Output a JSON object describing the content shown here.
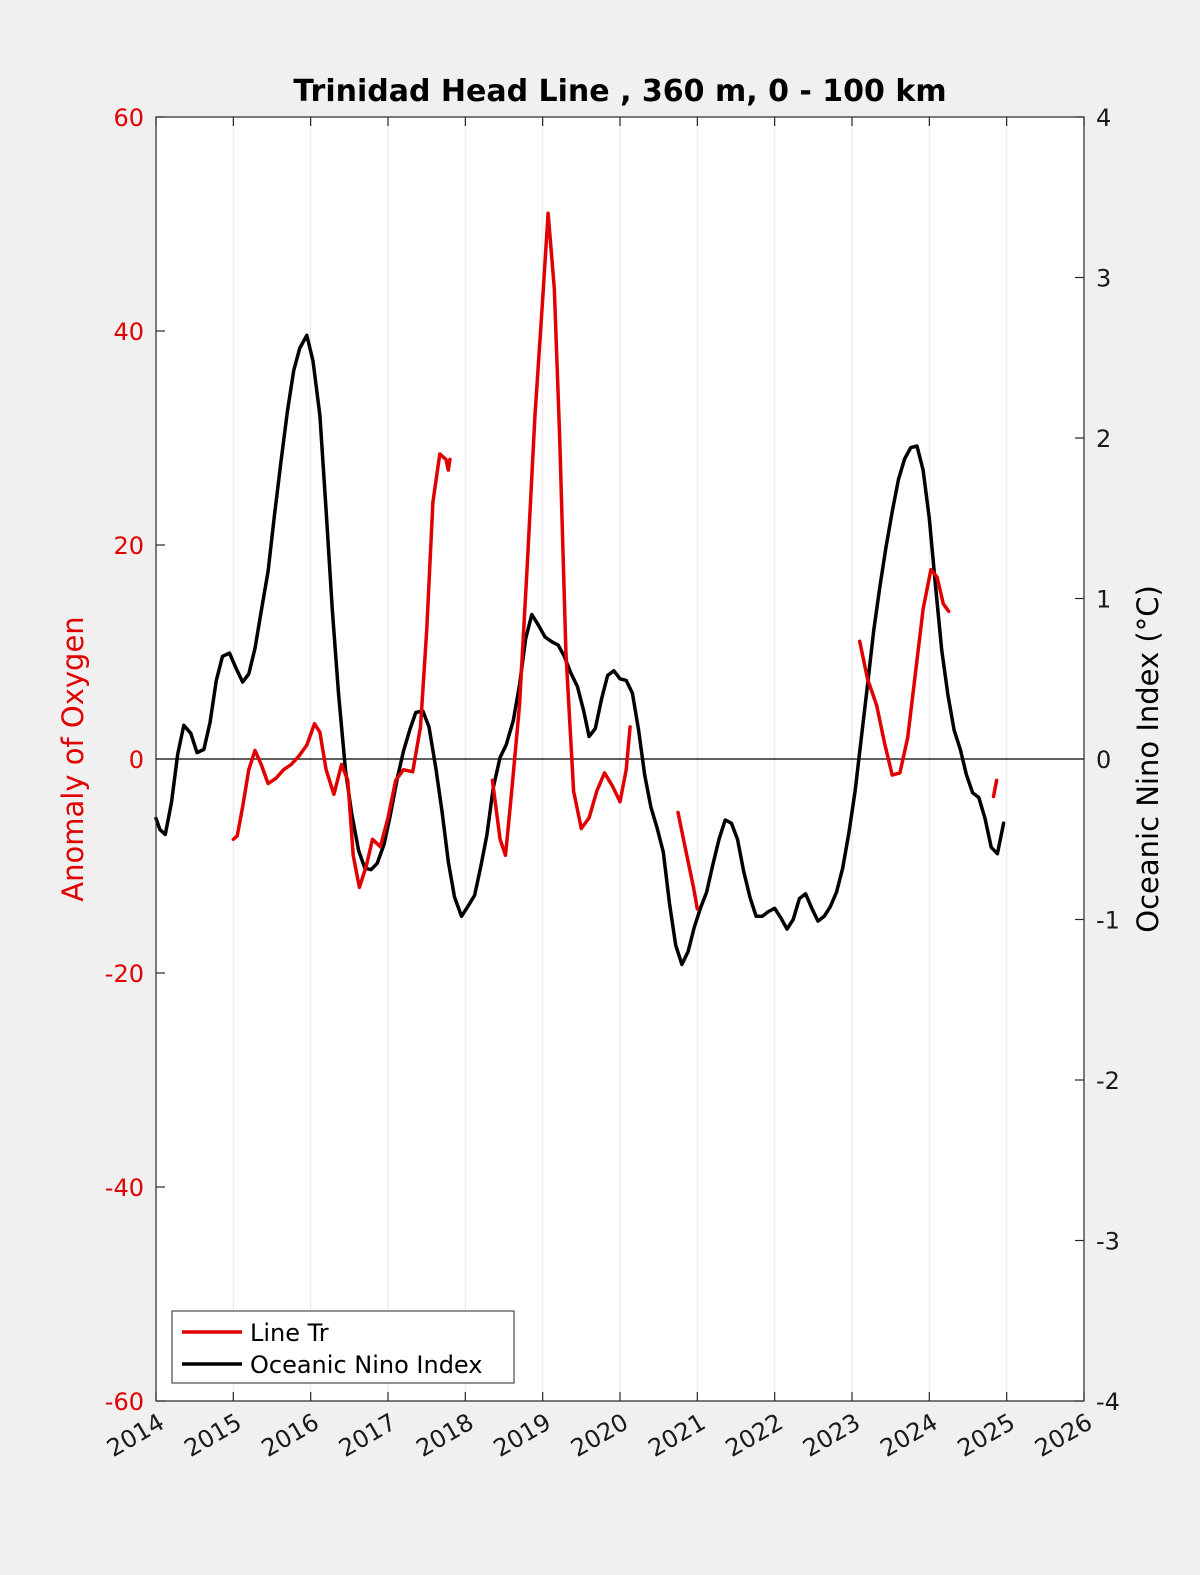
{
  "chart_data": {
    "type": "line",
    "title": "Trinidad Head Line , 360 m, 0 - 100 km",
    "ylabel_left": "Anomaly of Oxygen",
    "ylabel_right": "Oceanic Nino Index (°C)",
    "xlim": [
      2014,
      2026
    ],
    "ylim_left": [
      -60,
      60
    ],
    "ylim_right": [
      -4,
      4
    ],
    "xticks": [
      "2014",
      "2015",
      "2016",
      "2017",
      "2018",
      "2019",
      "2020",
      "2021",
      "2022",
      "2023",
      "2024",
      "2025",
      "2026"
    ],
    "yticks_left": [
      "60",
      "40",
      "20",
      "0",
      "-20",
      "-40",
      "-60"
    ],
    "yticks_right": [
      "4",
      "3",
      "2",
      "1",
      "0",
      "-1",
      "-2",
      "-3",
      "-4"
    ],
    "grid": "vertical",
    "zero_line": true,
    "legend": {
      "placement": "bottom-left",
      "entries": [
        "Line Tr",
        "Oceanic Nino Index"
      ]
    },
    "colors": {
      "line_tr": "#e00000",
      "oni": "#000000",
      "left_axis": "#e00000"
    },
    "series": [
      {
        "name": "Line Tr",
        "axis": "left",
        "segments": [
          [
            [
              2015.0,
              -7.5
            ],
            [
              2015.05,
              -7.2
            ],
            [
              2015.12,
              -4.5
            ],
            [
              2015.2,
              -1.0
            ],
            [
              2015.28,
              0.8
            ],
            [
              2015.36,
              -0.5
            ],
            [
              2015.45,
              -2.3
            ],
            [
              2015.55,
              -1.8
            ],
            [
              2015.65,
              -1.0
            ],
            [
              2015.75,
              -0.5
            ],
            [
              2015.85,
              0.3
            ],
            [
              2015.95,
              1.3
            ],
            [
              2016.05,
              3.3
            ],
            [
              2016.12,
              2.5
            ],
            [
              2016.2,
              -1.0
            ],
            [
              2016.3,
              -3.3
            ],
            [
              2016.4,
              -0.5
            ],
            [
              2016.48,
              -2.0
            ],
            [
              2016.55,
              -9.0
            ],
            [
              2016.63,
              -12.0
            ],
            [
              2016.72,
              -10.0
            ],
            [
              2016.8,
              -7.5
            ],
            [
              2016.9,
              -8.2
            ],
            [
              2017.0,
              -5.5
            ],
            [
              2017.1,
              -2.0
            ],
            [
              2017.2,
              -1.0
            ],
            [
              2017.32,
              -1.2
            ],
            [
              2017.42,
              3.0
            ],
            [
              2017.5,
              12.0
            ],
            [
              2017.58,
              24.0
            ],
            [
              2017.67,
              28.5
            ],
            [
              2017.75,
              28.0
            ],
            [
              2017.78,
              27.0
            ],
            [
              2017.8,
              28.0
            ]
          ],
          [
            [
              2018.35,
              -2.0
            ],
            [
              2018.45,
              -7.5
            ],
            [
              2018.52,
              -9.0
            ],
            [
              2018.6,
              -3.0
            ],
            [
              2018.7,
              5.0
            ],
            [
              2018.8,
              18.0
            ],
            [
              2018.9,
              32.0
            ],
            [
              2019.0,
              43.0
            ],
            [
              2019.07,
              51.0
            ],
            [
              2019.15,
              44.0
            ],
            [
              2019.22,
              30.0
            ],
            [
              2019.3,
              10.0
            ],
            [
              2019.4,
              -3.0
            ],
            [
              2019.5,
              -6.5
            ],
            [
              2019.6,
              -5.5
            ],
            [
              2019.7,
              -3.0
            ],
            [
              2019.8,
              -1.3
            ],
            [
              2019.9,
              -2.5
            ],
            [
              2020.0,
              -4.0
            ],
            [
              2020.08,
              -1.0
            ],
            [
              2020.13,
              3.0
            ]
          ],
          [
            [
              2020.75,
              -5.0
            ],
            [
              2020.85,
              -8.5
            ],
            [
              2020.95,
              -12.0
            ],
            [
              2021.0,
              -14.0
            ]
          ],
          [
            [
              2023.1,
              11.0
            ],
            [
              2023.2,
              7.5
            ],
            [
              2023.32,
              5.0
            ],
            [
              2023.42,
              1.5
            ],
            [
              2023.52,
              -1.5
            ],
            [
              2023.62,
              -1.3
            ],
            [
              2023.72,
              2.0
            ],
            [
              2023.82,
              8.0
            ],
            [
              2023.92,
              14.0
            ],
            [
              2024.02,
              17.7
            ],
            [
              2024.1,
              17.0
            ],
            [
              2024.18,
              14.5
            ],
            [
              2024.25,
              13.8
            ]
          ],
          [
            [
              2024.83,
              -3.5
            ],
            [
              2024.87,
              -2.0
            ]
          ]
        ]
      },
      {
        "name": "Oceanic Nino Index",
        "axis": "right",
        "segments": [
          [
            [
              2014.0,
              -0.37
            ],
            [
              2014.05,
              -0.44
            ],
            [
              2014.12,
              -0.47
            ],
            [
              2014.2,
              -0.27
            ],
            [
              2014.28,
              0.03
            ],
            [
              2014.36,
              0.21
            ],
            [
              2014.45,
              0.16
            ],
            [
              2014.53,
              0.04
            ],
            [
              2014.62,
              0.06
            ],
            [
              2014.7,
              0.23
            ],
            [
              2014.78,
              0.49
            ],
            [
              2014.86,
              0.64
            ],
            [
              2014.95,
              0.66
            ],
            [
              2015.03,
              0.57
            ],
            [
              2015.12,
              0.48
            ],
            [
              2015.2,
              0.53
            ],
            [
              2015.28,
              0.69
            ],
            [
              2015.36,
              0.92
            ],
            [
              2015.45,
              1.17
            ],
            [
              2015.53,
              1.51
            ],
            [
              2015.62,
              1.87
            ],
            [
              2015.7,
              2.17
            ],
            [
              2015.78,
              2.42
            ],
            [
              2015.86,
              2.56
            ],
            [
              2015.95,
              2.64
            ],
            [
              2016.03,
              2.48
            ],
            [
              2016.12,
              2.14
            ],
            [
              2016.2,
              1.55
            ],
            [
              2016.28,
              0.93
            ],
            [
              2016.36,
              0.41
            ],
            [
              2016.45,
              -0.07
            ],
            [
              2016.53,
              -0.34
            ],
            [
              2016.62,
              -0.57
            ],
            [
              2016.7,
              -0.68
            ],
            [
              2016.78,
              -0.69
            ],
            [
              2016.86,
              -0.65
            ],
            [
              2016.95,
              -0.53
            ],
            [
              2017.03,
              -0.35
            ],
            [
              2017.12,
              -0.12
            ],
            [
              2017.2,
              0.05
            ],
            [
              2017.28,
              0.18
            ],
            [
              2017.36,
              0.29
            ],
            [
              2017.45,
              0.3
            ],
            [
              2017.53,
              0.2
            ],
            [
              2017.62,
              -0.06
            ],
            [
              2017.7,
              -0.33
            ],
            [
              2017.78,
              -0.64
            ],
            [
              2017.86,
              -0.86
            ],
            [
              2017.95,
              -0.98
            ],
            [
              2018.03,
              -0.92
            ],
            [
              2018.12,
              -0.85
            ],
            [
              2018.2,
              -0.67
            ],
            [
              2018.28,
              -0.47
            ],
            [
              2018.36,
              -0.18
            ],
            [
              2018.45,
              0.01
            ],
            [
              2018.53,
              0.09
            ],
            [
              2018.62,
              0.24
            ],
            [
              2018.7,
              0.46
            ],
            [
              2018.78,
              0.75
            ],
            [
              2018.86,
              0.9
            ],
            [
              2018.95,
              0.83
            ],
            [
              2019.03,
              0.76
            ],
            [
              2019.12,
              0.73
            ],
            [
              2019.2,
              0.71
            ],
            [
              2019.28,
              0.64
            ],
            [
              2019.36,
              0.54
            ],
            [
              2019.45,
              0.45
            ],
            [
              2019.53,
              0.3
            ],
            [
              2019.6,
              0.14
            ],
            [
              2019.68,
              0.19
            ],
            [
              2019.76,
              0.37
            ],
            [
              2019.84,
              0.52
            ],
            [
              2019.92,
              0.55
            ],
            [
              2020.0,
              0.5
            ],
            [
              2020.08,
              0.49
            ],
            [
              2020.16,
              0.41
            ],
            [
              2020.24,
              0.18
            ],
            [
              2020.32,
              -0.1
            ],
            [
              2020.4,
              -0.3
            ],
            [
              2020.48,
              -0.43
            ],
            [
              2020.56,
              -0.58
            ],
            [
              2020.64,
              -0.9
            ],
            [
              2020.72,
              -1.16
            ],
            [
              2020.8,
              -1.28
            ],
            [
              2020.88,
              -1.2
            ],
            [
              2020.96,
              -1.05
            ],
            [
              2021.04,
              -0.93
            ],
            [
              2021.12,
              -0.83
            ],
            [
              2021.2,
              -0.66
            ],
            [
              2021.28,
              -0.5
            ],
            [
              2021.36,
              -0.38
            ],
            [
              2021.44,
              -0.4
            ],
            [
              2021.52,
              -0.5
            ],
            [
              2021.6,
              -0.7
            ],
            [
              2021.68,
              -0.86
            ],
            [
              2021.76,
              -0.98
            ],
            [
              2021.84,
              -0.98
            ],
            [
              2021.92,
              -0.95
            ],
            [
              2022.0,
              -0.93
            ],
            [
              2022.08,
              -0.99
            ],
            [
              2022.16,
              -1.06
            ],
            [
              2022.24,
              -1.0
            ],
            [
              2022.32,
              -0.87
            ],
            [
              2022.4,
              -0.84
            ],
            [
              2022.48,
              -0.93
            ],
            [
              2022.56,
              -1.01
            ],
            [
              2022.64,
              -0.98
            ],
            [
              2022.72,
              -0.92
            ],
            [
              2022.8,
              -0.83
            ],
            [
              2022.88,
              -0.68
            ],
            [
              2022.96,
              -0.46
            ],
            [
              2023.04,
              -0.2
            ],
            [
              2023.12,
              0.13
            ],
            [
              2023.2,
              0.46
            ],
            [
              2023.28,
              0.8
            ],
            [
              2023.36,
              1.07
            ],
            [
              2023.44,
              1.32
            ],
            [
              2023.52,
              1.54
            ],
            [
              2023.6,
              1.74
            ],
            [
              2023.68,
              1.87
            ],
            [
              2023.76,
              1.94
            ],
            [
              2023.84,
              1.95
            ],
            [
              2023.92,
              1.8
            ],
            [
              2024.0,
              1.5
            ],
            [
              2024.08,
              1.08
            ],
            [
              2024.16,
              0.68
            ],
            [
              2024.24,
              0.4
            ],
            [
              2024.32,
              0.18
            ],
            [
              2024.4,
              0.06
            ],
            [
              2024.48,
              -0.1
            ],
            [
              2024.56,
              -0.21
            ],
            [
              2024.64,
              -0.24
            ],
            [
              2024.72,
              -0.37
            ],
            [
              2024.8,
              -0.55
            ],
            [
              2024.88,
              -0.59
            ],
            [
              2024.96,
              -0.4
            ]
          ]
        ]
      }
    ]
  }
}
---
Brief:
Give the count of lines holding the word "Oceanic", with no other words.

Exercise solution:
3